--- START OF Dataset content ---

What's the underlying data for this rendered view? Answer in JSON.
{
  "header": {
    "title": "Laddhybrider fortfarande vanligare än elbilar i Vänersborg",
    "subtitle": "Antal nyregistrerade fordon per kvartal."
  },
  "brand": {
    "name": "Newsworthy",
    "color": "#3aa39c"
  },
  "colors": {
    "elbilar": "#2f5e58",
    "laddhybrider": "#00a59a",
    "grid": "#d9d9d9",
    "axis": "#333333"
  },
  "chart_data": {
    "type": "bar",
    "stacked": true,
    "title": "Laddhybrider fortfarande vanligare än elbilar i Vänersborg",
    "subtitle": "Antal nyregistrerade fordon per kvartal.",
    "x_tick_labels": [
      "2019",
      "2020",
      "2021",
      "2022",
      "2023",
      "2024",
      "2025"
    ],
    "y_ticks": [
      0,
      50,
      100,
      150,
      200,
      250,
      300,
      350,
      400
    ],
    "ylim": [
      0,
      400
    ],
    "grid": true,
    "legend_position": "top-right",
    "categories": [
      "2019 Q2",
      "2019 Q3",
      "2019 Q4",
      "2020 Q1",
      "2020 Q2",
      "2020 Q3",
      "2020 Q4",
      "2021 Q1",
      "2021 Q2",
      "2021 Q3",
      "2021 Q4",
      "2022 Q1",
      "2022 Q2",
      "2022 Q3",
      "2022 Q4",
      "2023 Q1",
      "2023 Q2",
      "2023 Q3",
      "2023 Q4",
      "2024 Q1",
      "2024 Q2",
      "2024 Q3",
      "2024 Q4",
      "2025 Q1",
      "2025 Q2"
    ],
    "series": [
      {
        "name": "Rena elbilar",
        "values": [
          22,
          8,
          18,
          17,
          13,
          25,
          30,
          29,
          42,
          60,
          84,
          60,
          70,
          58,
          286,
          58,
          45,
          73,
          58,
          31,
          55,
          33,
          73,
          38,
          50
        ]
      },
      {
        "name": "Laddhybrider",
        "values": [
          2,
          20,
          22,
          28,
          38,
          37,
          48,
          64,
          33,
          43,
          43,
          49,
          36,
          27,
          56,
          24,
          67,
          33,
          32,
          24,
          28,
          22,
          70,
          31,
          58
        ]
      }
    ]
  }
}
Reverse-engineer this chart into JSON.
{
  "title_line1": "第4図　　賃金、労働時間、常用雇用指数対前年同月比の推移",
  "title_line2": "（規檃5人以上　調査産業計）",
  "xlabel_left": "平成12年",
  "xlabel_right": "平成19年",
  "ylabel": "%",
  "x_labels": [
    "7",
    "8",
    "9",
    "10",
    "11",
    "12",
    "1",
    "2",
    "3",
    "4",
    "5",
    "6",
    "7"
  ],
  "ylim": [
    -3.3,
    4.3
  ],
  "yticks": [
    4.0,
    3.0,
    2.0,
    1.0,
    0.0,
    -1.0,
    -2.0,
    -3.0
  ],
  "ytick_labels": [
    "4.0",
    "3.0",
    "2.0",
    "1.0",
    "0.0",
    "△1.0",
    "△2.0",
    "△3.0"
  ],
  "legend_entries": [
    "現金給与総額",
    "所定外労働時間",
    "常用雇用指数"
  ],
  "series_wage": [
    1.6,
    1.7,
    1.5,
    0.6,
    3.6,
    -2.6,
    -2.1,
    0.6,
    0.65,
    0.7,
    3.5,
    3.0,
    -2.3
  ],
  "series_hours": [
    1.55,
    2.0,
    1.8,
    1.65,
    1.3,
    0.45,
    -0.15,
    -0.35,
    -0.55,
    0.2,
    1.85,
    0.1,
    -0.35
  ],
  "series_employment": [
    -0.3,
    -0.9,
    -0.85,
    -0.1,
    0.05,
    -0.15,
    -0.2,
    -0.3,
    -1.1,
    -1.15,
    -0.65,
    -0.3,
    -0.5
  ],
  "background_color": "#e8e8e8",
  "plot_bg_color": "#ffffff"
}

--- END OF Dataset content ---

§ Task statement:
Beginning at the line that holds "Reverse-engineer this chart into JSON.", reproduce each line of the records above down to and including the last one.

§ Answer to this task:
Reverse-engineer this chart into JSON.
{
  "title_line1": "第4図　　賃金、労働時間、常用雇用指数対前年同月比の推移",
  "title_line2": "（規檃5人以上　調査産業計）",
  "xlabel_left": "平成12年",
  "xlabel_right": "平成19年",
  "ylabel": "%",
  "x_labels": [
    "7",
    "8",
    "9",
    "10",
    "11",
    "12",
    "1",
    "2",
    "3",
    "4",
    "5",
    "6",
    "7"
  ],
  "ylim": [
    -3.3,
    4.3
  ],
  "yticks": [
    4.0,
    3.0,
    2.0,
    1.0,
    0.0,
    -1.0,
    -2.0,
    -3.0
  ],
  "ytick_labels": [
    "4.0",
    "3.0",
    "2.0",
    "1.0",
    "0.0",
    "△1.0",
    "△2.0",
    "△3.0"
  ],
  "legend_entries": [
    "現金給与総額",
    "所定外労働時間",
    "常用雇用指数"
  ],
  "series_wage": [
    1.6,
    1.7,
    1.5,
    0.6,
    3.6,
    -2.6,
    -2.1,
    0.6,
    0.65,
    0.7,
    3.5,
    3.0,
    -2.3
  ],
  "series_hours": [
    1.55,
    2.0,
    1.8,
    1.65,
    1.3,
    0.45,
    -0.15,
    -0.35,
    -0.55,
    0.2,
    1.85,
    0.1,
    -0.35
  ],
  "series_employment": [
    -0.3,
    -0.9,
    -0.85,
    -0.1,
    0.05,
    -0.15,
    -0.2,
    -0.3,
    -1.1,
    -1.15,
    -0.65,
    -0.3,
    -0.5
  ],
  "background_color": "#e8e8e8",
  "plot_bg_color": "#ffffff"
}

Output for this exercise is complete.